*** Excerpted text Section Begins ***

The chemical used for this kind of peel, phenol, can lighten the skin that’s treated. Your skin tone may be a determining factor as to whether or not this is an appropriate treatment for you. With this kind of peel, your new skin often loses its ability to make pigment, meaning a tan. You will always need to protect your skin from the sun. Phenol also can pose a special risk for people with heart disease. Be sure to tell your surgeon about any heart problems and include it in your medical history. Other risks include:

  • A red face which can last three to four months.
  • Cysts or white spots may appear with a deep peel and they can last up to several weeks.
  • Scarring is an infrequent risk.
  • Some areas of your skin may lose pigment permanently.
  • Hyperpigmentation – when too much pigment occurs, causing brown blotches – may result even if you use sunscreen.

A deep chemical peel requires that you have an adequate recovery time. You may return to work and some of your normal activities two weeks after treatment. At that point, your skin will be healed enough for you to wear makeup.

Now that you know what a facial chemical peel can do for your skin, it’s important to understand what they cannot do, such as:

  • Treat deep facial lines
  • Tighten loose or sagging skin
  • Stimulate collagen production
  • Remove broken capillaries
  • Change pore size
  • Remove deep scars

You may not be a good candidate for chemical peeling if you have:

  • A history of skin scarring
  • Abnormal pigmentation
  • Afro-Caribbean or Asian skin
  • Facial warts
  • Red hair and pale freckled skin
  • Used certain acne treatments within the last year

Choose a qualified plastic surgeon

asps logo

To find a qualified plastic surgeon who performs this procedure, visit the online referral service of the American Society of Plastic Surgeons (ASPS). ASPS, founded in 1931, is the largest plastic surgery organization in the world and the foremost authority on cosmetic and reconstructive plastic surgery. All ASPS physician members are certified by the American Board of Plastic Surgery (ABPS) or the Royal College of Physicians and Surgeons of Canada.

Caution: In some states, no medical degree is required to perform a chemical peel. In fact, many states have laws that allow non-physicians to administer certain peel solutions, but regulate the strengths which they are permitted to apply. It’s vital to find a physician who has adequate training and experience in skin resurfacing to avoid complications and achieve the best results.

*** Excerpted text Section Ends ***
*** Available data Section Begins ***

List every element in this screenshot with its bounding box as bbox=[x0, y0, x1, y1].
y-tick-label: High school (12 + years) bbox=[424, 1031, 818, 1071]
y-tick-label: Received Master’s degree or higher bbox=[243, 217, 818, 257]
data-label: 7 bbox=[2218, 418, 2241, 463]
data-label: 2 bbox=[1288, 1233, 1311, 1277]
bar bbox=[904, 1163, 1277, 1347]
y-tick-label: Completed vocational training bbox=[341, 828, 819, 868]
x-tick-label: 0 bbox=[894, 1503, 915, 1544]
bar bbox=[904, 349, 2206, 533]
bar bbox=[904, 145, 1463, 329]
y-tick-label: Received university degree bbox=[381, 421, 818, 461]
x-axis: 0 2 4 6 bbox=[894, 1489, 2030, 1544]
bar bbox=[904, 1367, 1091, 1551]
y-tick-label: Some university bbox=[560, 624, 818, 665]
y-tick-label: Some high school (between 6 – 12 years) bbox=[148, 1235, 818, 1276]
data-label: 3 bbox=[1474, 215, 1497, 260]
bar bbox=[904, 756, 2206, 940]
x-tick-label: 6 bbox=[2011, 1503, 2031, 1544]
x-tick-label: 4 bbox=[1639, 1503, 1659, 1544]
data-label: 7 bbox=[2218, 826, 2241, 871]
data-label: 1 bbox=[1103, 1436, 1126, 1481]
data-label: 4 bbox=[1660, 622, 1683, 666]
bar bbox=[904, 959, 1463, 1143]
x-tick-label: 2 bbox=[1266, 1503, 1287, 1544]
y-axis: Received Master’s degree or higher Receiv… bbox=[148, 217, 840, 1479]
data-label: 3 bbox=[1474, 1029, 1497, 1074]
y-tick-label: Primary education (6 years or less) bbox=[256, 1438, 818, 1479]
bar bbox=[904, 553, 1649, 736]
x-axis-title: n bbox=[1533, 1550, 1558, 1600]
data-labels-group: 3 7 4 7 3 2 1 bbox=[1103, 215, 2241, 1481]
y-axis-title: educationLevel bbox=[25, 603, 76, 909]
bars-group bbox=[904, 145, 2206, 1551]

*** Available data Section Ends ***

* **Apply what you read**
1. Decide whether each statement (a), (b) and (c) agrees with the chemical peel text. Answer yes or no for each, quoting the deciding words of the text. (a) Redness of the face after the peel can last three to four months. (b) A chemical peel can tighten loose or sagging skin. (c) ASPS was founded in 1931.
2. According to the chemical peel text, how long after a deep peel can you return to work?
3. Transcribe everything in the chemical peel text from "A deep chemical" down to "to wear makeup.".

* **Exercise responses**
1.
(a) Yes: "A red face which can last three to four months."
(b) No: the things a peel cannot do include "Tighten loose or sagging skin"
(c) Yes: "ASPS, founded in 1931"

2. Two weeks after treatment.

3.
A deep chemical peel requires that you have an adequate recovery time. You may return to work and some of your normal activities two weeks after treatment. At that point, your skin will be healed enough for you to wear makeup.